**Exercise tasks**
A. Answer these questions about the Goodreads scraping notebook:
(i) How many books are collected for each of the four genres?
(ii) What parser name does get_html pass to BeautifulSoup?
(iii) Why will the requests library not be used for now?
B. For each statement, say yes or no on whether it agrees with the Goodreads scraping notebook, and quote the words that decide it:
(i) Reviews are collected for all four genres.
(ii) The get_html function returns a list of bs4 objects.
(iii) The files in the folder are read in sorted order.
C. Copy the Goodreads scraping notebook word for word from "1. For each" up to and including "reviews are collected.".

**Document passage**
>>>>
1. For each of the four genres, 1250 books and their attributes (e.g. book title, book author) are collected. 
2. For the fiction genre, as many reviews are collected.

Download all the requirement packages and the testing package.

In [3]:
# !pip install -e git+https://github.com/gauravmm/jupyter-testing.git#egg=jupyter-testing

In [20]:
# !pip install -r requirements.txt



In [5]:
# setup library imports
# For now the requests library will not be used since we are collecting the data manually
# import requests

import os 
import bs4
from bs4 import BeautifulSoup
from testing.testing import test

import pandas as pd
import numpy as np

## Task 1: Collecting book attributes

Obtain the BS4 objects from the HTML files that we have collected.

In [6]:
def get_html(file_path): 
    """
    Retrieve ALL the html pages on goodreads for given genre.

    Returns:
        roots (list): list of bs4 objects for html file
    """
    lst_html = list()
    roots = list()

    
    for filename in sorted(os.listdir(file_path)):
        with open(os.path.join(file_path, filename)) as f:
            content = f.read()
            lst_html.append(content)

    for html_page in lst_html: 
        # response.text (string): String of HTML corresponding to a page of 50 books
        root = BeautifulSoup(html_page, 'html.parser')        
        roots.append(root)

    return roots
            

Parsing the information in the HTML file. `book_id`, `book_url`, `book_title`, `author_name`, `ratings`, `num_of_ratings`, `date_published`, `book_shelved`, `book_genre` are placed into a list.
<<<<
**Entries supplied**
>>>>
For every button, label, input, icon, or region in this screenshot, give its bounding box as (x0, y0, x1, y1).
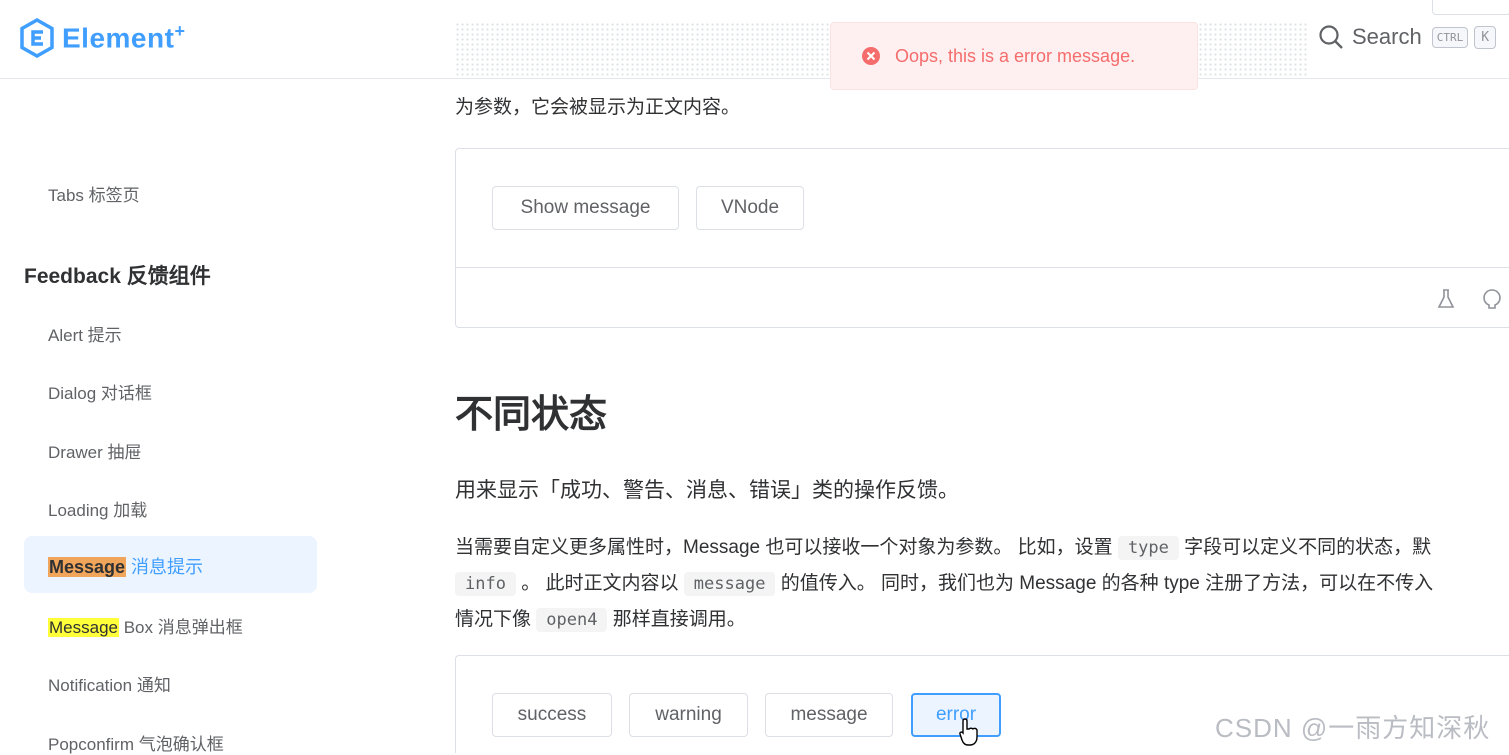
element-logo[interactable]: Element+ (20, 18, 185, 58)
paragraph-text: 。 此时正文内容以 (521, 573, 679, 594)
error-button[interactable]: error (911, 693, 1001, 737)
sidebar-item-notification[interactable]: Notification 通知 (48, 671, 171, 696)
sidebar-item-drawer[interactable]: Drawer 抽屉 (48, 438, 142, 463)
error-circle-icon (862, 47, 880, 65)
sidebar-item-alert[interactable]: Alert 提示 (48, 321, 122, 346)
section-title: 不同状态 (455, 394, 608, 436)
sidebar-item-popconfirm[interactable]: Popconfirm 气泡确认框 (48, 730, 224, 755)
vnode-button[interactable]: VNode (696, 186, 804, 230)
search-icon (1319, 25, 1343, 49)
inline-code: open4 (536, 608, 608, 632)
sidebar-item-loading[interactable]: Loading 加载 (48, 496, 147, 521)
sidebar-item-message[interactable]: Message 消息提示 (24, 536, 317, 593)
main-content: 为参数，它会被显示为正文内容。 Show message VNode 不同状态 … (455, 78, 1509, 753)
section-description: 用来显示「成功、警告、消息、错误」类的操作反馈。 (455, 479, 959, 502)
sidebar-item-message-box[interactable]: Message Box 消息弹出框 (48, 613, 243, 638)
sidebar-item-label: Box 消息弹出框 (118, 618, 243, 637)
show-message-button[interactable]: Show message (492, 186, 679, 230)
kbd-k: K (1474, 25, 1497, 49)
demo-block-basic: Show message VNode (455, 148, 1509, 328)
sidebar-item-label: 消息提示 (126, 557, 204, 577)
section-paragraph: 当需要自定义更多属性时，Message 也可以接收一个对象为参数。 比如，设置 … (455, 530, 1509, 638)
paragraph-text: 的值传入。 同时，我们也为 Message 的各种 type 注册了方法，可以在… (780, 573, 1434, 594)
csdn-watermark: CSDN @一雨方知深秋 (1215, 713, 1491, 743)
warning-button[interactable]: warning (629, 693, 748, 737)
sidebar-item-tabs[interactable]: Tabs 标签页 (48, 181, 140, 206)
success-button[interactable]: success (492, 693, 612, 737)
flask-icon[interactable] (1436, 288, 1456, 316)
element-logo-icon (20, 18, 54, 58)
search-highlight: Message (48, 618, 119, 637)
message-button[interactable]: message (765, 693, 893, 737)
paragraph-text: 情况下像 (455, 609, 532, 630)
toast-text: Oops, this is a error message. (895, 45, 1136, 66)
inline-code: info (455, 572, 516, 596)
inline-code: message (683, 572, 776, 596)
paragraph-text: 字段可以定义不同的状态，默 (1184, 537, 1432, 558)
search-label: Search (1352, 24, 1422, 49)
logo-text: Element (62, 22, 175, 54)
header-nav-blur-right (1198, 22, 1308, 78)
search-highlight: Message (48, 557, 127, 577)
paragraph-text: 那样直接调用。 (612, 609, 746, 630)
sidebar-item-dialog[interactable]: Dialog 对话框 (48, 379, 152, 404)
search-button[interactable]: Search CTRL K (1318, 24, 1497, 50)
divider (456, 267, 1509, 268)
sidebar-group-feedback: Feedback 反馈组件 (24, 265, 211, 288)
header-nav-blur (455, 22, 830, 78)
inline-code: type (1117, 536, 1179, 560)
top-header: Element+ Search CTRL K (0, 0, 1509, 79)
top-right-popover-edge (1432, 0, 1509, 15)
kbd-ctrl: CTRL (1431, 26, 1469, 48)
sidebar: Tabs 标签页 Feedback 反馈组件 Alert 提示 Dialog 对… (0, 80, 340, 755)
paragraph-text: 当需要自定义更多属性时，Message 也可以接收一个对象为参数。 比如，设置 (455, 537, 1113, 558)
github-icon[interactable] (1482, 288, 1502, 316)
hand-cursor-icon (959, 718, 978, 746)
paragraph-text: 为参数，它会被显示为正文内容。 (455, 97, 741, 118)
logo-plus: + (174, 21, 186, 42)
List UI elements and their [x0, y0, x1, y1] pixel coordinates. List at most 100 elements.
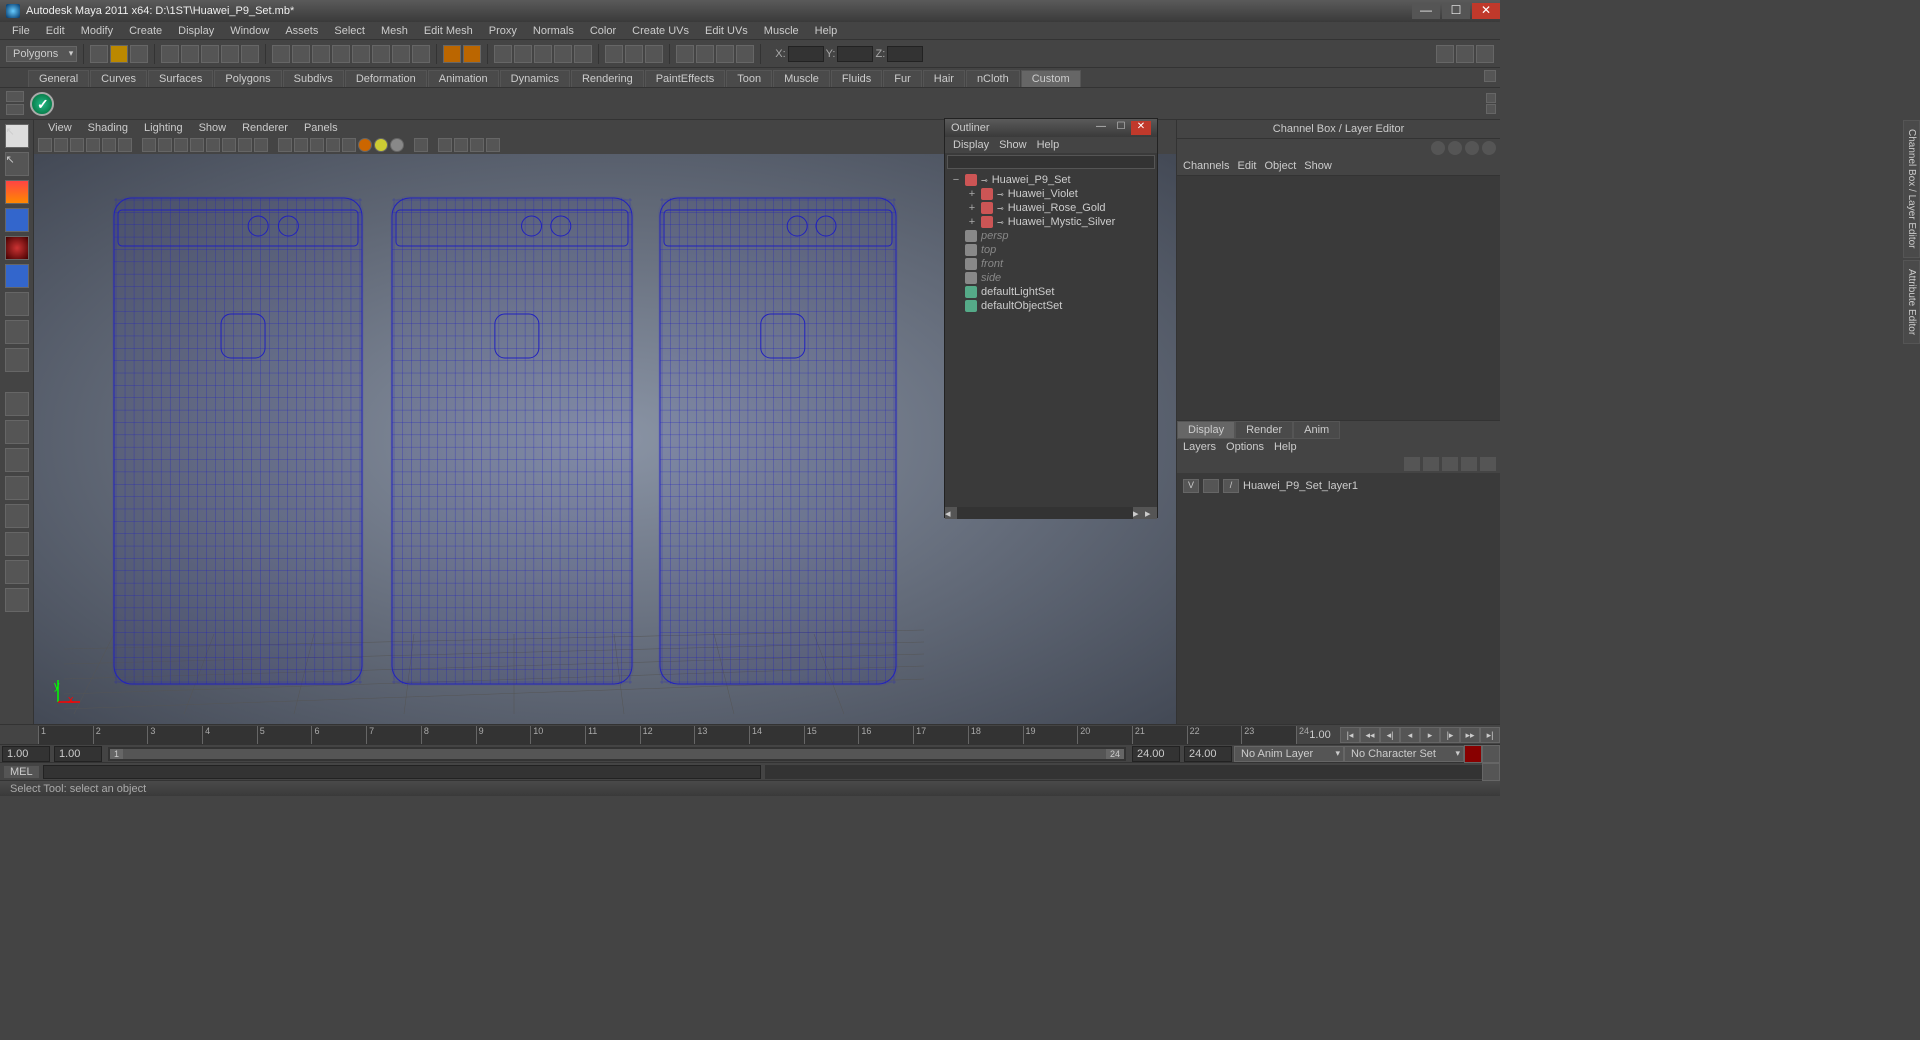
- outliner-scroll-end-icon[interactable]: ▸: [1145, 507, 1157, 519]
<<<<
**Responses by task**
A.
(i) 1250 books.
(ii) 'html.parser'
(iii) Because the data is being collected manually.

B.
(i) No: "For the fiction genre, as many reviews are collected."
(ii) Yes: "roots (list): list of bs4 objects for html file"
(iii) Yes: "for filename in sorted(os.listdir(file_path)):"

C.
1. For each of the four genres, 1250 books and their attributes (e.g. book title, book author) are collected. 
2. For the fiction genre, as many reviews are collected.